[Exercise brief]
List every line in this data where the string "Latitude" occurs.

Saved entries:
------------------------------------

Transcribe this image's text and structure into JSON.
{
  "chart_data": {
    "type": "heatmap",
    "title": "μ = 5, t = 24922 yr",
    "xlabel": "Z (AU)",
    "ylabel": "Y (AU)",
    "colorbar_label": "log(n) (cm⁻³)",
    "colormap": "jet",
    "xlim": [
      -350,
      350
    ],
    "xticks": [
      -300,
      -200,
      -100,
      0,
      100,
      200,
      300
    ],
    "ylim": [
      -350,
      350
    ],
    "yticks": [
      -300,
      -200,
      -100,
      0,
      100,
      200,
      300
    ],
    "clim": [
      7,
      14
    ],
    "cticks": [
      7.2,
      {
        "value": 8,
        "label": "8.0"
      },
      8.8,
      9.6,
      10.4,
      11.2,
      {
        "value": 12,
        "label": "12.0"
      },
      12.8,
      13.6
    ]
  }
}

------------------------------------

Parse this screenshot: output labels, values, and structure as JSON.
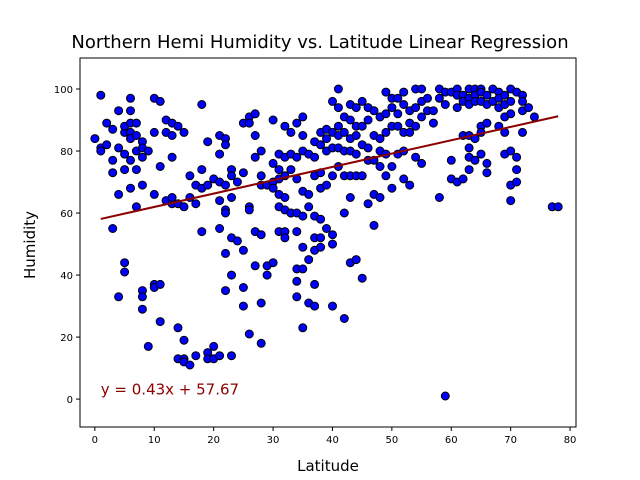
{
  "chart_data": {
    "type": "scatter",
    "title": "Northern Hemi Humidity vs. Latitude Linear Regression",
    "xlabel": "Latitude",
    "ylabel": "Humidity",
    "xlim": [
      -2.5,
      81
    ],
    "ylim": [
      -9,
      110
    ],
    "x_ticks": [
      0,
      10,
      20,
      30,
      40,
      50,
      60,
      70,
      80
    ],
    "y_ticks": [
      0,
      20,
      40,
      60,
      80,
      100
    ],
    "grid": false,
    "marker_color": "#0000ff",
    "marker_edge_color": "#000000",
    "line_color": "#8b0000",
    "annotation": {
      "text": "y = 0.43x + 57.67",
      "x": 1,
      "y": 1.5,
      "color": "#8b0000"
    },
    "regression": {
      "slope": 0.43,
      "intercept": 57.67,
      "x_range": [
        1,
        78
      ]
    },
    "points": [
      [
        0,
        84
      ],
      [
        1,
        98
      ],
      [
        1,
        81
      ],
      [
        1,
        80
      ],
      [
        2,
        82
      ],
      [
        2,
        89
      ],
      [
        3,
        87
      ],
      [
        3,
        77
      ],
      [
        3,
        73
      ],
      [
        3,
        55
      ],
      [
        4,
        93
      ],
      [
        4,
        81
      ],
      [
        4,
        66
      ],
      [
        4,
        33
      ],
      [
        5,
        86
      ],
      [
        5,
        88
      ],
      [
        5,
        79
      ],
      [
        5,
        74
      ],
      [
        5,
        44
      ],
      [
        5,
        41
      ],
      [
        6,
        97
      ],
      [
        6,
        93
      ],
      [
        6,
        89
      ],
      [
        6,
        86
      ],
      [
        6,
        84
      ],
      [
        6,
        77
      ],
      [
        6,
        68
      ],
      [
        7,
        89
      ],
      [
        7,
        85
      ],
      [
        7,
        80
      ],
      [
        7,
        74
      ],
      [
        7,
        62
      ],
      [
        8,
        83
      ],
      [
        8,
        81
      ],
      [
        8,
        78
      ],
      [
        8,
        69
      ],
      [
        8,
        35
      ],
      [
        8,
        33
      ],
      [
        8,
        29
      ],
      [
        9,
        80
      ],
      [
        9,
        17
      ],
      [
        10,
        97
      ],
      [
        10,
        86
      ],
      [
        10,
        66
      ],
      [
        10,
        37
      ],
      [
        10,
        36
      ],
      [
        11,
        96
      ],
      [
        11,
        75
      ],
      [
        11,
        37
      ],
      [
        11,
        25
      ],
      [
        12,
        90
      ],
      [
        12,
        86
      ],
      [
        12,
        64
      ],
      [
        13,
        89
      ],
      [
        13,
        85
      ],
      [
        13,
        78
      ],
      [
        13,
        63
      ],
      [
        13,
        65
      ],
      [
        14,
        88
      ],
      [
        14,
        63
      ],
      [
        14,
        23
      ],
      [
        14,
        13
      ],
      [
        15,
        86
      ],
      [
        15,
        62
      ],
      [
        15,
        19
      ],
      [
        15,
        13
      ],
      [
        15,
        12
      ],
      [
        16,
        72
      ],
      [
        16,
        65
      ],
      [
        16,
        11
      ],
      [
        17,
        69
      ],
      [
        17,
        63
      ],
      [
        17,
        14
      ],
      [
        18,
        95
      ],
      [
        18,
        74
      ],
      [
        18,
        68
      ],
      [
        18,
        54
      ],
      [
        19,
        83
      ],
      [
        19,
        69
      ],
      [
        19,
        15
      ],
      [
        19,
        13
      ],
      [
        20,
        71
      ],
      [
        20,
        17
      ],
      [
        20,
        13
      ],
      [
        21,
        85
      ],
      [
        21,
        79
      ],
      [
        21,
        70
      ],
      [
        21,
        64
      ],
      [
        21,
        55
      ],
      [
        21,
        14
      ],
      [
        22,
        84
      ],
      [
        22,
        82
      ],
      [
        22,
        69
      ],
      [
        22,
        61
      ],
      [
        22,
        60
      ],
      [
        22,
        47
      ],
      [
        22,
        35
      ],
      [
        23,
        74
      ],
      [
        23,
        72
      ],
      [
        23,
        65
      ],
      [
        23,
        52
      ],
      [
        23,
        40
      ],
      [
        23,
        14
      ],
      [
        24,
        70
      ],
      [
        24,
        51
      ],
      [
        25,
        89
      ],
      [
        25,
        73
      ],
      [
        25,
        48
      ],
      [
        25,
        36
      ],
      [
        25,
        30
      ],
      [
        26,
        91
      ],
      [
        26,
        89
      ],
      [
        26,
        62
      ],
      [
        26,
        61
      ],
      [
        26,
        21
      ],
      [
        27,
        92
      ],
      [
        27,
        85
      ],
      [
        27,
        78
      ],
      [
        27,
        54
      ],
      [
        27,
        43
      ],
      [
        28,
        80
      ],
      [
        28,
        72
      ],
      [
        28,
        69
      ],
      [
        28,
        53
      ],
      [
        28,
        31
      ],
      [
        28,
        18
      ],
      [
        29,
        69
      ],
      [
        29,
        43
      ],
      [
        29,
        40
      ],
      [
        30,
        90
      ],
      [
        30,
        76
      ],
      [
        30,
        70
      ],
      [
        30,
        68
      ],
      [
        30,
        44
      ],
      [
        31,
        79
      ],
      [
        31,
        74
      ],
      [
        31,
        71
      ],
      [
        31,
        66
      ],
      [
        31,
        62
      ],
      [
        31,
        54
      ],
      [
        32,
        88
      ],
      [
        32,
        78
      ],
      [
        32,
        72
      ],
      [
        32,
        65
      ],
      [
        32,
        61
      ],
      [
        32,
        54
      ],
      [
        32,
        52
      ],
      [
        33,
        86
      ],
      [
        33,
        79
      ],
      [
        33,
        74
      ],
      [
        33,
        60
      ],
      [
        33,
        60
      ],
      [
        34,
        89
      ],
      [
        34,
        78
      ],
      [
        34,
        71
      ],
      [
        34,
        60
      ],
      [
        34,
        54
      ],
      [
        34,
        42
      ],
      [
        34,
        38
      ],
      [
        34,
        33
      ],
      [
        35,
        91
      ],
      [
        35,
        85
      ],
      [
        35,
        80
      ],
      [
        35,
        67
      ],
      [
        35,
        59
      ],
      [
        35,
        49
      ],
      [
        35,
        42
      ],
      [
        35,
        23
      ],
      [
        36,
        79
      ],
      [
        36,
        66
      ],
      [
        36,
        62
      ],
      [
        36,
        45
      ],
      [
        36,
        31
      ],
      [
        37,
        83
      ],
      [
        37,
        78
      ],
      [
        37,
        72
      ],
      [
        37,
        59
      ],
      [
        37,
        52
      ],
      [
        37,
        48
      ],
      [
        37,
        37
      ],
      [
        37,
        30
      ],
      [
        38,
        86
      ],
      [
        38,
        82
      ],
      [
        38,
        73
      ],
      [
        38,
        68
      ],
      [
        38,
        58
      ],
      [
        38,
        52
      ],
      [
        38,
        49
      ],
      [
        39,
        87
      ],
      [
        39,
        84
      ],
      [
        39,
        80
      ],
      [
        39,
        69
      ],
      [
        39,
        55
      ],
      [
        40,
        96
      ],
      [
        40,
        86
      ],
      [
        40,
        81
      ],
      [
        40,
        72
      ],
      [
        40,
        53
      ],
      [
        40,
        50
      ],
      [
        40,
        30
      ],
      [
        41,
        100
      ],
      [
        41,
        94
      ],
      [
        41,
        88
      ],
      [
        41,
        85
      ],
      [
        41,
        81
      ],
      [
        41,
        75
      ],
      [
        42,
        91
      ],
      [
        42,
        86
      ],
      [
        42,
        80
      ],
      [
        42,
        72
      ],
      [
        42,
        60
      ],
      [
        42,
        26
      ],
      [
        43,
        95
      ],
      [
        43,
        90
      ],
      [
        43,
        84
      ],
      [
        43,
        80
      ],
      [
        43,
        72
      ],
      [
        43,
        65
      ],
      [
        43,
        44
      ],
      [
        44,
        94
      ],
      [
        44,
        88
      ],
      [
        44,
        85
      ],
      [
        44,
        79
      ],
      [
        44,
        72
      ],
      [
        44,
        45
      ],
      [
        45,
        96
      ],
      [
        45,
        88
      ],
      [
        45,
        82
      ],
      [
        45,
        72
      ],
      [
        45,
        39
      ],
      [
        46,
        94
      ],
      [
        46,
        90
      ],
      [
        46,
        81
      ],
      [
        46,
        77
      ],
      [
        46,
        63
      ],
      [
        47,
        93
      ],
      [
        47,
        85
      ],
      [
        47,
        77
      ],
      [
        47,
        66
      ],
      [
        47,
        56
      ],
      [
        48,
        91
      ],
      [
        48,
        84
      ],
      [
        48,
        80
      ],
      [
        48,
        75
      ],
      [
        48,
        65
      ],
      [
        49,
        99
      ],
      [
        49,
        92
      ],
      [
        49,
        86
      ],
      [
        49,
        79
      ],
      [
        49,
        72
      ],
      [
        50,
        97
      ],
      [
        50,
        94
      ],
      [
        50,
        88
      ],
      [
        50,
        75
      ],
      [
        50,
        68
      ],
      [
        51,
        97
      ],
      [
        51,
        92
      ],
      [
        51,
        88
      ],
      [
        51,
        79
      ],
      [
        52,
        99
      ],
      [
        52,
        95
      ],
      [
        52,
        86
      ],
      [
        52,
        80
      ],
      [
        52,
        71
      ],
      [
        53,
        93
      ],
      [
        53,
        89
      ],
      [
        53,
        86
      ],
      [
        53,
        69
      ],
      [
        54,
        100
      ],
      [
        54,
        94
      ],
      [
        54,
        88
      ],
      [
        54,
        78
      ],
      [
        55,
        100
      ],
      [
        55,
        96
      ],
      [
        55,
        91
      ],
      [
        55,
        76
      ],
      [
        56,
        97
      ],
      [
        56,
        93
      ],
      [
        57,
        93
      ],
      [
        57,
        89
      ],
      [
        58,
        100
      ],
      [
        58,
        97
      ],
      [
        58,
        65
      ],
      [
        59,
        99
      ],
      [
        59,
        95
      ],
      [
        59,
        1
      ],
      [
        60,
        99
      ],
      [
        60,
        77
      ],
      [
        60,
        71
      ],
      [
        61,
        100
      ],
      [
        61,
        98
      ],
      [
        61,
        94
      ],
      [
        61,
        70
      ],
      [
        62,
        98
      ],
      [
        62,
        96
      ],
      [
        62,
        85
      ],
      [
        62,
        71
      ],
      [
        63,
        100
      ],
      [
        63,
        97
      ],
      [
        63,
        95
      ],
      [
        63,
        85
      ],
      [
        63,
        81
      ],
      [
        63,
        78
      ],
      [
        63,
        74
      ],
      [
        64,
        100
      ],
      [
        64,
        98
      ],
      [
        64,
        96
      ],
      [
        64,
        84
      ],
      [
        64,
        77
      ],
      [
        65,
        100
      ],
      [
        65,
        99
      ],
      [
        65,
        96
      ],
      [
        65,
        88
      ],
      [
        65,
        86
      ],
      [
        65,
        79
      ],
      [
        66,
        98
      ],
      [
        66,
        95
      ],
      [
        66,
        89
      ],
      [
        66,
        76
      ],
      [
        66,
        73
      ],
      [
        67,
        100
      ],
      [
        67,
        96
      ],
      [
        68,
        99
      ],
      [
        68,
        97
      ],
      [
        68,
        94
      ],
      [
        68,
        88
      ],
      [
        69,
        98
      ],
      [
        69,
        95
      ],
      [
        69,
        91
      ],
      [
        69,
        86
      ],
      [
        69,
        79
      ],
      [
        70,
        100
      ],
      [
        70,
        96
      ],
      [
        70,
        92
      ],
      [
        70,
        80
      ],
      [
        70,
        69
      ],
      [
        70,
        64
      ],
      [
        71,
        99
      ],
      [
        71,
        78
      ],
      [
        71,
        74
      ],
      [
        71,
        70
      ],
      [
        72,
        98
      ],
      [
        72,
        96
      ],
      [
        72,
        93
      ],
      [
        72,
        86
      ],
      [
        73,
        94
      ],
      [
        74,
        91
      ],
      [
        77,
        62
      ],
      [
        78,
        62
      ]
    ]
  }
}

------------------------------------

[Problem solution]
    "title": "Northern Hemi Humidity vs. Latitude Linear Regression",
    "xlabel": "Latitude",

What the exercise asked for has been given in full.